- _DESCRIPTION OF THE TASK_: Please work out how many lines in the material contain "куница" and give only that figure.

[Stored records]

::::

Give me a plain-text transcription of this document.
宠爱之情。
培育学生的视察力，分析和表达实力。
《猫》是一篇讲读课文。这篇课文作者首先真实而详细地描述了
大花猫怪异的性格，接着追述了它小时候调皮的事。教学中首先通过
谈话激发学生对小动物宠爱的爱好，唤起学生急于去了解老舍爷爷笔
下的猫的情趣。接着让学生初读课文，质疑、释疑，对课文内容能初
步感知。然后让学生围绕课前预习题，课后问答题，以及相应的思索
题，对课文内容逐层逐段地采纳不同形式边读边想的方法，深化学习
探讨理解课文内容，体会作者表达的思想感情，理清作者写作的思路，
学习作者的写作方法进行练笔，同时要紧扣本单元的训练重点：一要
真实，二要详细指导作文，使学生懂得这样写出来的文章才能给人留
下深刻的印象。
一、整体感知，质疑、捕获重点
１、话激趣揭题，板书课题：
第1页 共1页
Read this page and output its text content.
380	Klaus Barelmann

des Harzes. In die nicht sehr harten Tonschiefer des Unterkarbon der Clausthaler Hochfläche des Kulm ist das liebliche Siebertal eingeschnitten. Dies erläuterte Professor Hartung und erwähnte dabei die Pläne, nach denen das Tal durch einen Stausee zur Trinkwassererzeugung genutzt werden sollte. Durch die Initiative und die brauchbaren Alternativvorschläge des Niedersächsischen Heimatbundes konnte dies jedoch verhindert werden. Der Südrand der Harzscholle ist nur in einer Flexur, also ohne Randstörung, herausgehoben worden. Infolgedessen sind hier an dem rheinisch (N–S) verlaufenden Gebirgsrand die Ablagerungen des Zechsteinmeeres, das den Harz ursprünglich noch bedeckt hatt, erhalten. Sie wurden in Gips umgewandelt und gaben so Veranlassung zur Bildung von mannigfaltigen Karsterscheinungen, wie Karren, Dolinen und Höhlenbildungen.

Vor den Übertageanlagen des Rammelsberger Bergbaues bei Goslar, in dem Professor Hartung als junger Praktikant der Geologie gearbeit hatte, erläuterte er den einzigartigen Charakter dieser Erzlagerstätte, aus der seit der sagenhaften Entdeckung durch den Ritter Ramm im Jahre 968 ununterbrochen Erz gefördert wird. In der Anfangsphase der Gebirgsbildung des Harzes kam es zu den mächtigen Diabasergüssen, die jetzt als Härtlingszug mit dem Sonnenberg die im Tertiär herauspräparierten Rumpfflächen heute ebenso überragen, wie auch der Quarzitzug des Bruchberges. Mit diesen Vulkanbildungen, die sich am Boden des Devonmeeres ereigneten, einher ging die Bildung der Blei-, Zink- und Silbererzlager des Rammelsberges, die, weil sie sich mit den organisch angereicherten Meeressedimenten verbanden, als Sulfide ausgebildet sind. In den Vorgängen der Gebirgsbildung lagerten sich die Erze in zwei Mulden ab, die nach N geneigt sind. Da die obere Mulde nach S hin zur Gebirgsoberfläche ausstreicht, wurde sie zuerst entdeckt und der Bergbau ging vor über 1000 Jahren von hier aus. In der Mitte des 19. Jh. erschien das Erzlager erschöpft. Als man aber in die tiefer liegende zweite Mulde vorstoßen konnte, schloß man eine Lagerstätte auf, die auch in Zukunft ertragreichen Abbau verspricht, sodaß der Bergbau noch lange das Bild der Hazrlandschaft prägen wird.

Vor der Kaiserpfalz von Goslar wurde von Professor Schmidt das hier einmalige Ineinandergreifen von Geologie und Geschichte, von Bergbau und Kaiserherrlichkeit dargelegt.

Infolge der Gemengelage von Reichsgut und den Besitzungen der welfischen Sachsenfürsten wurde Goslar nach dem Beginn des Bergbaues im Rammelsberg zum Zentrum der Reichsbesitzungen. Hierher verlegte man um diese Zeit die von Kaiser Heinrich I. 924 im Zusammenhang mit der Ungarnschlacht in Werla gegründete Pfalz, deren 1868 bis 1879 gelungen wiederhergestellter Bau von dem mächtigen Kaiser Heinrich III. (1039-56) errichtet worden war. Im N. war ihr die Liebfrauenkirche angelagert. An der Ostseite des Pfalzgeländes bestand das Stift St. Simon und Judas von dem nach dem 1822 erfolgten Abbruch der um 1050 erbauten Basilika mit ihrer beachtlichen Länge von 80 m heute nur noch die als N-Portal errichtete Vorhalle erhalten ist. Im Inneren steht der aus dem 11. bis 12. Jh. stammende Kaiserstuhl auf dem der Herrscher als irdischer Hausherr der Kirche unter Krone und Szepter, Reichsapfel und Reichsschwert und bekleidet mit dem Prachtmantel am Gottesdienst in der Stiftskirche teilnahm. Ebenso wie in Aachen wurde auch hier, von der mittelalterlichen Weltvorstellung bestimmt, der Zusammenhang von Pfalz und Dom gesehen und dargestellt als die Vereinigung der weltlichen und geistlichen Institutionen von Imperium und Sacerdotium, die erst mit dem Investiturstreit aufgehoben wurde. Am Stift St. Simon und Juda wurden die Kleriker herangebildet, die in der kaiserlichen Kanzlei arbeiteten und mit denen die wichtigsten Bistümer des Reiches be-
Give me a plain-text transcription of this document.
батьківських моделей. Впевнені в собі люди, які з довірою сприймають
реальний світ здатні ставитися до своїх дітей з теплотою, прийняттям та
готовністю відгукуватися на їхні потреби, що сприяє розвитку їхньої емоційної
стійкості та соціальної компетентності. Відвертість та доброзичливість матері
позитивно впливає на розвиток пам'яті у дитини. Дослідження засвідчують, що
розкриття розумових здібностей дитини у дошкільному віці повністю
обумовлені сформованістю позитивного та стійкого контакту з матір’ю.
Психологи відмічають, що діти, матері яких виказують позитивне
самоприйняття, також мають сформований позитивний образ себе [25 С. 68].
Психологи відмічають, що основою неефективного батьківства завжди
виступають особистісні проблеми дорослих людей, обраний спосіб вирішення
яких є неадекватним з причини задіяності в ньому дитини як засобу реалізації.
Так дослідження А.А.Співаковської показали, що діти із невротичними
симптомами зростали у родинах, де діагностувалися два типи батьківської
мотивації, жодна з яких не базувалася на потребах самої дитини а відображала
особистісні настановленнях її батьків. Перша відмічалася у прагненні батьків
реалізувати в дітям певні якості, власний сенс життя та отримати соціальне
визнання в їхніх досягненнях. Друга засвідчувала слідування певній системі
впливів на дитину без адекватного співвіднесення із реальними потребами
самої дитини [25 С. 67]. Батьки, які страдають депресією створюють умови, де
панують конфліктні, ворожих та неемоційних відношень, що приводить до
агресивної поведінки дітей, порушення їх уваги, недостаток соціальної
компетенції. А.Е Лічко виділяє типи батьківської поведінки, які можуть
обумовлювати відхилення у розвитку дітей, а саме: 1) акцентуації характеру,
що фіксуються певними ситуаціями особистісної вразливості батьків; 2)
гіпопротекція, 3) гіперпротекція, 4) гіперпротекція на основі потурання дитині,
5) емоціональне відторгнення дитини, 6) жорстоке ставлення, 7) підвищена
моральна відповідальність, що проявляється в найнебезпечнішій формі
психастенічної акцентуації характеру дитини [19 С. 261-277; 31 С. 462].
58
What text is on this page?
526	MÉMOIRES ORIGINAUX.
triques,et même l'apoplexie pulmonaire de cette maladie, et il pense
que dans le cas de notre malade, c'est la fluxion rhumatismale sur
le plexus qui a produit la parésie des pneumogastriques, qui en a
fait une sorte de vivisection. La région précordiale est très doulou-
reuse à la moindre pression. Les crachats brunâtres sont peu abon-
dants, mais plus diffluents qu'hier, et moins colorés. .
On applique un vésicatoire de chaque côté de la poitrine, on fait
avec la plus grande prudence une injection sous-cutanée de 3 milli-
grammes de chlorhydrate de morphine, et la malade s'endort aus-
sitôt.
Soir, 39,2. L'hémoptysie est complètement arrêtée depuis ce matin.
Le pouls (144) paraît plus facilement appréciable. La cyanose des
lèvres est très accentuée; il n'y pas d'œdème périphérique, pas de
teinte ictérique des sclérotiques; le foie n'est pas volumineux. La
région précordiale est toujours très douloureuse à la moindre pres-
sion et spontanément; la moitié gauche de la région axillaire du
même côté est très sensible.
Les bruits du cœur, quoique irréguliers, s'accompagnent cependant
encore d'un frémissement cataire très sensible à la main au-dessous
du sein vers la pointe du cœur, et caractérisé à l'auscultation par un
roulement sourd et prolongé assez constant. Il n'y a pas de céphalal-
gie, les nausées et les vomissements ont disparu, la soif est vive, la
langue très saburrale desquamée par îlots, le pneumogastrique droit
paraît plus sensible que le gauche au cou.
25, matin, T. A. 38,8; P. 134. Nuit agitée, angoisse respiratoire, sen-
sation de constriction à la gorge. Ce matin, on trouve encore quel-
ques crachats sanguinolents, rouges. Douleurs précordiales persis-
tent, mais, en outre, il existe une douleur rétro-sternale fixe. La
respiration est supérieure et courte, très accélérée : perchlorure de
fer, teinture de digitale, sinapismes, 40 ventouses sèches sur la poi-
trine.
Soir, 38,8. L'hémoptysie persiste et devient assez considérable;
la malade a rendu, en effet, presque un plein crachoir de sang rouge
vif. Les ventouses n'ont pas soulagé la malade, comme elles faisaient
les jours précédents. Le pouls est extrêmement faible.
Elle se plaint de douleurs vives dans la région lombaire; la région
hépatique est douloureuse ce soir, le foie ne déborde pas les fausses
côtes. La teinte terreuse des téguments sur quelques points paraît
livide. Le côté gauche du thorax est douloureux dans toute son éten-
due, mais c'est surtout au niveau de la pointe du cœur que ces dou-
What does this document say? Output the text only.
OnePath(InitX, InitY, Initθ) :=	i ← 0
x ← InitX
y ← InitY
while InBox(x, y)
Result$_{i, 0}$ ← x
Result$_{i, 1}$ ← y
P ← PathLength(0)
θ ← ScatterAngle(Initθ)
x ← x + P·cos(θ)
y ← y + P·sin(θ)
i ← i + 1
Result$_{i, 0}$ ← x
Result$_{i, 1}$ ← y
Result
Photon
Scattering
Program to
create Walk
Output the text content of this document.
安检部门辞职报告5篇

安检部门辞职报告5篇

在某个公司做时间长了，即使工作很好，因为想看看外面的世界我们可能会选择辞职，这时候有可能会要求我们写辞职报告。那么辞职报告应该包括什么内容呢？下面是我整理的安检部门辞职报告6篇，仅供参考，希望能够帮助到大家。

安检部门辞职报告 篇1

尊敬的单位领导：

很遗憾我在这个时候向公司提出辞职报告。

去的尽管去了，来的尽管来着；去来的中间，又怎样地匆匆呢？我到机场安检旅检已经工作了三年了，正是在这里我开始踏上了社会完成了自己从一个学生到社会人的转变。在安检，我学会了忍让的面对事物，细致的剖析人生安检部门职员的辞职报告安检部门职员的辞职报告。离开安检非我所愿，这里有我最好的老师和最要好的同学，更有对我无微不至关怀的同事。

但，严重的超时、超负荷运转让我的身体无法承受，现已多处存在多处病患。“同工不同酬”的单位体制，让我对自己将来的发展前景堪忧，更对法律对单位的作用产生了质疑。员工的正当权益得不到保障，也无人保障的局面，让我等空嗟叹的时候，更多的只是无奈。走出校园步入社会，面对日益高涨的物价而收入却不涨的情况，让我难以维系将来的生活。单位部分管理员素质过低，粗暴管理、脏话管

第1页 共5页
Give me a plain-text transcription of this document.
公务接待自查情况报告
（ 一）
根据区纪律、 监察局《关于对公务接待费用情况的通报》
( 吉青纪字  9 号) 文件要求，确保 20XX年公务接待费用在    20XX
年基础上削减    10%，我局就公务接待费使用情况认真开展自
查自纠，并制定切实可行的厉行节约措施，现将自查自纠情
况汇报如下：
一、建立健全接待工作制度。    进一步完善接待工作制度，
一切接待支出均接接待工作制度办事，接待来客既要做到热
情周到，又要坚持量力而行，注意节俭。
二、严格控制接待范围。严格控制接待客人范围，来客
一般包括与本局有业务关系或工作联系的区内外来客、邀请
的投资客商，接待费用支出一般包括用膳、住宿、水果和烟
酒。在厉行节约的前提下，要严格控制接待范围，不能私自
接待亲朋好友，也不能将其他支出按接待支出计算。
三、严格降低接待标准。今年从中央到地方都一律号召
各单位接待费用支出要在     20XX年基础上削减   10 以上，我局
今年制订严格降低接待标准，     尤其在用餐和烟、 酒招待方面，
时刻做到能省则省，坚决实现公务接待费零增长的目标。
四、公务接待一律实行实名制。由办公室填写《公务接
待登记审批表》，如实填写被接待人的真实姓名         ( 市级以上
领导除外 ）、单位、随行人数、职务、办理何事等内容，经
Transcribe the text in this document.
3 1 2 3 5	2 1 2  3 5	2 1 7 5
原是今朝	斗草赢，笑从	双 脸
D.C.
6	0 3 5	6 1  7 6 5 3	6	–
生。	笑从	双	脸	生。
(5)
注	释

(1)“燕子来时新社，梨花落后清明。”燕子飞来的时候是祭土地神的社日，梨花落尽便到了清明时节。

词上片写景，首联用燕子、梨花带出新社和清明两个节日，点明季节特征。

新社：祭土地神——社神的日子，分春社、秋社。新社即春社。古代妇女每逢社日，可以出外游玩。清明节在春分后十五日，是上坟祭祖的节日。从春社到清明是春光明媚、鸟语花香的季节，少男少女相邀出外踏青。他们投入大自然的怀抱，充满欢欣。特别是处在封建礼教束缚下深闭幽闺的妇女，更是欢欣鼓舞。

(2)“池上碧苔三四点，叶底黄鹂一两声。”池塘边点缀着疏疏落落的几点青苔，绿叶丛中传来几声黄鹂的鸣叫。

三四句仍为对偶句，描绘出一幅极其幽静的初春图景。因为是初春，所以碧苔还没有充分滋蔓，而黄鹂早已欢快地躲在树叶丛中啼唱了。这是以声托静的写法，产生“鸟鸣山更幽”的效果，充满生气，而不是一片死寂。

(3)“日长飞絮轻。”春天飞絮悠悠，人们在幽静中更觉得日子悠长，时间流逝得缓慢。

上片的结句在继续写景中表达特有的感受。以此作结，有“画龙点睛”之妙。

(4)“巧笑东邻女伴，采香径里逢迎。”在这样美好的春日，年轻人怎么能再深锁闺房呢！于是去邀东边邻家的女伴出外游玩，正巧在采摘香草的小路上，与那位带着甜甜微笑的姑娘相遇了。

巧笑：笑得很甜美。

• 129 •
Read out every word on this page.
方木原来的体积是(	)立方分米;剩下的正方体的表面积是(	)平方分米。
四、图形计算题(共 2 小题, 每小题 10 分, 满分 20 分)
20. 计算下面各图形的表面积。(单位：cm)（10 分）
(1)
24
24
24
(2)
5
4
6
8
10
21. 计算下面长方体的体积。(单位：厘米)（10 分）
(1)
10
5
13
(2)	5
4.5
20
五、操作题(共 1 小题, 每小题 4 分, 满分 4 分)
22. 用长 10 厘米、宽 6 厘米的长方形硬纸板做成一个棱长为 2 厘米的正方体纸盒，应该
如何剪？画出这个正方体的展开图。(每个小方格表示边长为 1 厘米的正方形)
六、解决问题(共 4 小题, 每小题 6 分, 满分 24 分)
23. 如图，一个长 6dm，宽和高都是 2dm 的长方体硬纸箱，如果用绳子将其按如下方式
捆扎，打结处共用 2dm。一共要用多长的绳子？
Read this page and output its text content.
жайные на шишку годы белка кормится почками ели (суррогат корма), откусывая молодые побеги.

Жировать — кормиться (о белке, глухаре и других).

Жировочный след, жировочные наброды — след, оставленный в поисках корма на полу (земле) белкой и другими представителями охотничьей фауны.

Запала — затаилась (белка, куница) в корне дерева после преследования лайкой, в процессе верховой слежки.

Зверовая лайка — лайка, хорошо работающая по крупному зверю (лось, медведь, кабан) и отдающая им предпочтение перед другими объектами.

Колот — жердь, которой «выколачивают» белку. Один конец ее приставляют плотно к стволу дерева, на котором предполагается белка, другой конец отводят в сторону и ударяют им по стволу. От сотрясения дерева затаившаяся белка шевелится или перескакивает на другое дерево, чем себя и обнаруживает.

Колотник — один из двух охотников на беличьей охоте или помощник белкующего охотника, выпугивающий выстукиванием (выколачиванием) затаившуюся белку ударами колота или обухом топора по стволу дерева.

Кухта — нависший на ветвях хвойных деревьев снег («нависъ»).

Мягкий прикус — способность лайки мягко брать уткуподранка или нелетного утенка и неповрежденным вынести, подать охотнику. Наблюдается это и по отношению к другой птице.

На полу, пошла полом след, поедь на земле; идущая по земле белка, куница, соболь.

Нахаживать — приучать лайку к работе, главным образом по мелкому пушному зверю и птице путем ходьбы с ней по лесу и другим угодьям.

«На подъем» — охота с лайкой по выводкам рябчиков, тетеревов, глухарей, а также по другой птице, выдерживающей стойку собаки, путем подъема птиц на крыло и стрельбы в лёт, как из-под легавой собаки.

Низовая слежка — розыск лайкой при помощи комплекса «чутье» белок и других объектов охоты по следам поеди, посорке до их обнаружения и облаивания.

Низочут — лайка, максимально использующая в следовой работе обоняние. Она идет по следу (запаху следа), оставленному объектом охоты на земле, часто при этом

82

::::

- _ANSWER TO THIS TASK_: 2